- **Stated problem**: Copy all lines below containing "data".

- **Given records**:
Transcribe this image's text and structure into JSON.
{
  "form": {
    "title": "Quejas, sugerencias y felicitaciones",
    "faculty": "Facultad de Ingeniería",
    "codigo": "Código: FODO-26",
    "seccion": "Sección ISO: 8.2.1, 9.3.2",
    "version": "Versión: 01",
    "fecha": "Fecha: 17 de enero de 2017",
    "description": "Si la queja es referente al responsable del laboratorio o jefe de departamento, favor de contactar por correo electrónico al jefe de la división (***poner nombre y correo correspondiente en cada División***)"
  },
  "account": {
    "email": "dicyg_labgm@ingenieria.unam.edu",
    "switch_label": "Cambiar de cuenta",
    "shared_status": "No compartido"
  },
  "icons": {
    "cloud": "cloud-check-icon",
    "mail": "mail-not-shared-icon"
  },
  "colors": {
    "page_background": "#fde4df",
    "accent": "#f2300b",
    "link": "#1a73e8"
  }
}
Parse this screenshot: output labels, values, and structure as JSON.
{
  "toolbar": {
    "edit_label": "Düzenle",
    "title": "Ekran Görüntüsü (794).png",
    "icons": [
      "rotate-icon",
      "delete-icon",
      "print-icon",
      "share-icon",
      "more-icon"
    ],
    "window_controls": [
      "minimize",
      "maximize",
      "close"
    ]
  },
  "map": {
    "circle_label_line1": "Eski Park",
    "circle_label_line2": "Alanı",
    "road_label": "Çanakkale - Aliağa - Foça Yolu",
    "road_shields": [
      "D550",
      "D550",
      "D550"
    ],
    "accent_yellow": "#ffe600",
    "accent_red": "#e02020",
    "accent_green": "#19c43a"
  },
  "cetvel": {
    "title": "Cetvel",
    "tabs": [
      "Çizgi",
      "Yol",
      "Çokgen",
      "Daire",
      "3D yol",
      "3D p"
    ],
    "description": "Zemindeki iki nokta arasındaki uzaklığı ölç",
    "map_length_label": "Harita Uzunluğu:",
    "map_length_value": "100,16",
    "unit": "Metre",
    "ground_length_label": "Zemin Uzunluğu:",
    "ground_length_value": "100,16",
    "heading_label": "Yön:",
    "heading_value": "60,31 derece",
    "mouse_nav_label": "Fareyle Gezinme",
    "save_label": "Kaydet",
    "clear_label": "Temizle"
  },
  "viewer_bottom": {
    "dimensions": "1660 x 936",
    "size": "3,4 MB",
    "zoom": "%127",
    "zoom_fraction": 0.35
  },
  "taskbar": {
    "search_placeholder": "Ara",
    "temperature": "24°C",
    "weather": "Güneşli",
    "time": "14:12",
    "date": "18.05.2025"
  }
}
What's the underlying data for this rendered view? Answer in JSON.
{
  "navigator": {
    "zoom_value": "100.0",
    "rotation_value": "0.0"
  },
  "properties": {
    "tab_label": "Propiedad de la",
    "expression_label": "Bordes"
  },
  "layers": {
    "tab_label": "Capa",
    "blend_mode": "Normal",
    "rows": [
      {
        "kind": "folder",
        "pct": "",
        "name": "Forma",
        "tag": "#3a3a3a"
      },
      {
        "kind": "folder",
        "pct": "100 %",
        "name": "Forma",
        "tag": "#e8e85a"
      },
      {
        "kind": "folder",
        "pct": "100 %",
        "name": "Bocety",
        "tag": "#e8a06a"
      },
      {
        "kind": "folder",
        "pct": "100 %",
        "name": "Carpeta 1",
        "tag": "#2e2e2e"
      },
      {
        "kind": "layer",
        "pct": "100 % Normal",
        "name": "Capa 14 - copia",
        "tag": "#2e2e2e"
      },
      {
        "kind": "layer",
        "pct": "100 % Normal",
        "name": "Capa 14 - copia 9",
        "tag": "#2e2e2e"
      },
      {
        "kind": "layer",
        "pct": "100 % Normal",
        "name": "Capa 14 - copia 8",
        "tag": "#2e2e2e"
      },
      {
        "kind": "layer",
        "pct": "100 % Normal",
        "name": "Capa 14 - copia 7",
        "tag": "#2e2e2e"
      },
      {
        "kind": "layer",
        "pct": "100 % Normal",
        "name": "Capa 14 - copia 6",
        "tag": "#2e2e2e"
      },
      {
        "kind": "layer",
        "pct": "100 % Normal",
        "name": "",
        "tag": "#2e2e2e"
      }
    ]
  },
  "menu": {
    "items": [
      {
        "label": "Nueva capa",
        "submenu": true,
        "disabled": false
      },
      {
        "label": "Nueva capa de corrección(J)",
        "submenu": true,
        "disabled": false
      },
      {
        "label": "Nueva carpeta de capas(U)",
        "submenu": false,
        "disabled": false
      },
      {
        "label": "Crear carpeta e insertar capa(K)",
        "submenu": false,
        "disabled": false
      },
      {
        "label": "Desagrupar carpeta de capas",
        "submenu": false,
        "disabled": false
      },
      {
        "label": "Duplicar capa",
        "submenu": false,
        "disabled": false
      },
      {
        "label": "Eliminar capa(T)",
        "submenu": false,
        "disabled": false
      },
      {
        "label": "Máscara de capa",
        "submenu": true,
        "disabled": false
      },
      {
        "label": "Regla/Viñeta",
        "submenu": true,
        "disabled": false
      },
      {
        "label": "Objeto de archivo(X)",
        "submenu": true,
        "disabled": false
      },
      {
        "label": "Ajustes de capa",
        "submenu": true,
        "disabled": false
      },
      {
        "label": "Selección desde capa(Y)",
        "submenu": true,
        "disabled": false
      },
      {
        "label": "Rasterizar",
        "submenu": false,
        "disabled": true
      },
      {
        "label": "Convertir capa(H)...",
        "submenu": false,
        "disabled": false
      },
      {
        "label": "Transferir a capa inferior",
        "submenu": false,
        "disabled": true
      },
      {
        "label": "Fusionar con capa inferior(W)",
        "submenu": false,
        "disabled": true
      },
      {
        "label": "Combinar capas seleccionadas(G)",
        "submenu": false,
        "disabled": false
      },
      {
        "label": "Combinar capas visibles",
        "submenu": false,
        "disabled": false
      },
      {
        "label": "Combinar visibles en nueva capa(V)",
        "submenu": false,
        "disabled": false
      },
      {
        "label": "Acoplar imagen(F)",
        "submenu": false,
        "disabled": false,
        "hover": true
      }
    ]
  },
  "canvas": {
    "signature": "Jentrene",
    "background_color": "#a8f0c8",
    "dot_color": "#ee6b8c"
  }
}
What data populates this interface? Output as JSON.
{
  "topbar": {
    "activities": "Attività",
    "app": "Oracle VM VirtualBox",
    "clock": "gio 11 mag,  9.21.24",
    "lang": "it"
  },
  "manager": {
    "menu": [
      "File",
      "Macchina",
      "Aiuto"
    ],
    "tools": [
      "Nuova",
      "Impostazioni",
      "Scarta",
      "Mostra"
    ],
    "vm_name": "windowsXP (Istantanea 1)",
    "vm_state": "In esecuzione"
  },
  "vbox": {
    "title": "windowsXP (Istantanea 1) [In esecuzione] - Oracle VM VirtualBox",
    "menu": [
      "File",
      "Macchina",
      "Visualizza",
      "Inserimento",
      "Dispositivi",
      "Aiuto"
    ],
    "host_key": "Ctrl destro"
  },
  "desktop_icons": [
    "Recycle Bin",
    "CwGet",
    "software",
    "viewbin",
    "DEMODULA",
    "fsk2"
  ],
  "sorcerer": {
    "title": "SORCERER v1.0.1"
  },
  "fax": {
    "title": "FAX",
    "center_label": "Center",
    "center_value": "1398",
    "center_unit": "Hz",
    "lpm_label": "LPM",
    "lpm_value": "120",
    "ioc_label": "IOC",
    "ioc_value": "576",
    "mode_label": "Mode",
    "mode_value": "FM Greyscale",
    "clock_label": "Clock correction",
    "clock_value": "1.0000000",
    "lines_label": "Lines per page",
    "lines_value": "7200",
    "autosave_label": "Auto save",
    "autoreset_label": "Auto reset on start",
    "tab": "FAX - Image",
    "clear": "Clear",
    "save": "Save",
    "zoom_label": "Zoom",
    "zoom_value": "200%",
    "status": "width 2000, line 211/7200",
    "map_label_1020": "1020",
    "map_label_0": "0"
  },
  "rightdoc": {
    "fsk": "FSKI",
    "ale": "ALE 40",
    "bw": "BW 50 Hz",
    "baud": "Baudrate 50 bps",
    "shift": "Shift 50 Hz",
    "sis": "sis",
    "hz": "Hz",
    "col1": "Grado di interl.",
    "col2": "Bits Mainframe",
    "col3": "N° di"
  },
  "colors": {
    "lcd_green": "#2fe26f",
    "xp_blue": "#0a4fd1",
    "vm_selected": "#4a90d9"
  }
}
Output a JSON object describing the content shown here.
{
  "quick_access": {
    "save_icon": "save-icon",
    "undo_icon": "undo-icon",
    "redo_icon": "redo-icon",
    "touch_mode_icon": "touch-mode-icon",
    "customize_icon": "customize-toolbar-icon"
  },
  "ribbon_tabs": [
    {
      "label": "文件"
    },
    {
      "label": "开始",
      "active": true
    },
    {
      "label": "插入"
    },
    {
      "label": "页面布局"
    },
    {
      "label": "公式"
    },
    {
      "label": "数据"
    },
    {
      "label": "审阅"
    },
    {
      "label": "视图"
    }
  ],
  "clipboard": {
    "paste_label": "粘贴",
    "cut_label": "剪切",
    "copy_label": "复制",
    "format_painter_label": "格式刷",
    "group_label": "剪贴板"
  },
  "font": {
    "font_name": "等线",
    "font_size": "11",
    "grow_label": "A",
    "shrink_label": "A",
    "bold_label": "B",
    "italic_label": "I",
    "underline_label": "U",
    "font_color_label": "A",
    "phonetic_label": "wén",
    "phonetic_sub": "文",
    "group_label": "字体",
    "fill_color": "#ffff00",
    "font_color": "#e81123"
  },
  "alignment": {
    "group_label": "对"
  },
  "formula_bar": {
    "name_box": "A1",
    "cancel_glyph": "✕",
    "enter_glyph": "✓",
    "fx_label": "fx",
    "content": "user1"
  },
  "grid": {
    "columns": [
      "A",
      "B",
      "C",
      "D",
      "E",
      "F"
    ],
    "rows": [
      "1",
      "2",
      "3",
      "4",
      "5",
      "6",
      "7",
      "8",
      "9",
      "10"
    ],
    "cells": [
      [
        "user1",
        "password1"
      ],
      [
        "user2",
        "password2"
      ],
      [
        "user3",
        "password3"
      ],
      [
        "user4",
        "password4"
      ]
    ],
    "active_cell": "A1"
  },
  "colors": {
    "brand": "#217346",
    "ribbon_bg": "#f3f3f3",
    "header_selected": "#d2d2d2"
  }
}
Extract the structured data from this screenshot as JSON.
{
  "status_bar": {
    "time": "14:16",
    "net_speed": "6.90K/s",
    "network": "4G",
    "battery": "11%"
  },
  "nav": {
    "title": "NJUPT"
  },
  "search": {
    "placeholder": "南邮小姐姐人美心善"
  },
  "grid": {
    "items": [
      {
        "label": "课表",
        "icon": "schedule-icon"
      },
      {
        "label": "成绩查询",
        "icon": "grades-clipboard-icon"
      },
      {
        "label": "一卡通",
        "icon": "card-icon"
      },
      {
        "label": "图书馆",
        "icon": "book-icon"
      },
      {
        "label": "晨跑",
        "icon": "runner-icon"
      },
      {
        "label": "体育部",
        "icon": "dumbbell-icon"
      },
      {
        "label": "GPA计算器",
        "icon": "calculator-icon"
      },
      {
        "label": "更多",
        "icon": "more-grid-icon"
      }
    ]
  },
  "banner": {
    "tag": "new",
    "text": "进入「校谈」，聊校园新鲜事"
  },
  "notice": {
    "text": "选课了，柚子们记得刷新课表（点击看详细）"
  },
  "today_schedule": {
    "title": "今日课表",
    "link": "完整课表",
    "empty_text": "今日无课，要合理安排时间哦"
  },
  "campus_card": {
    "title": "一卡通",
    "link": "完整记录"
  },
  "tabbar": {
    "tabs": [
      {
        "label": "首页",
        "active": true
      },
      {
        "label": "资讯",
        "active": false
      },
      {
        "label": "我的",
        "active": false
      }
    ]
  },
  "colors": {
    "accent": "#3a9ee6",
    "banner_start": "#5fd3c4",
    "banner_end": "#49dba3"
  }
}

- **Response**:
What's the underlying data for this rendered view? Answer in JSON.
What data populates this interface? Output as JSON.
Extract the structured data from this screenshot as JSON.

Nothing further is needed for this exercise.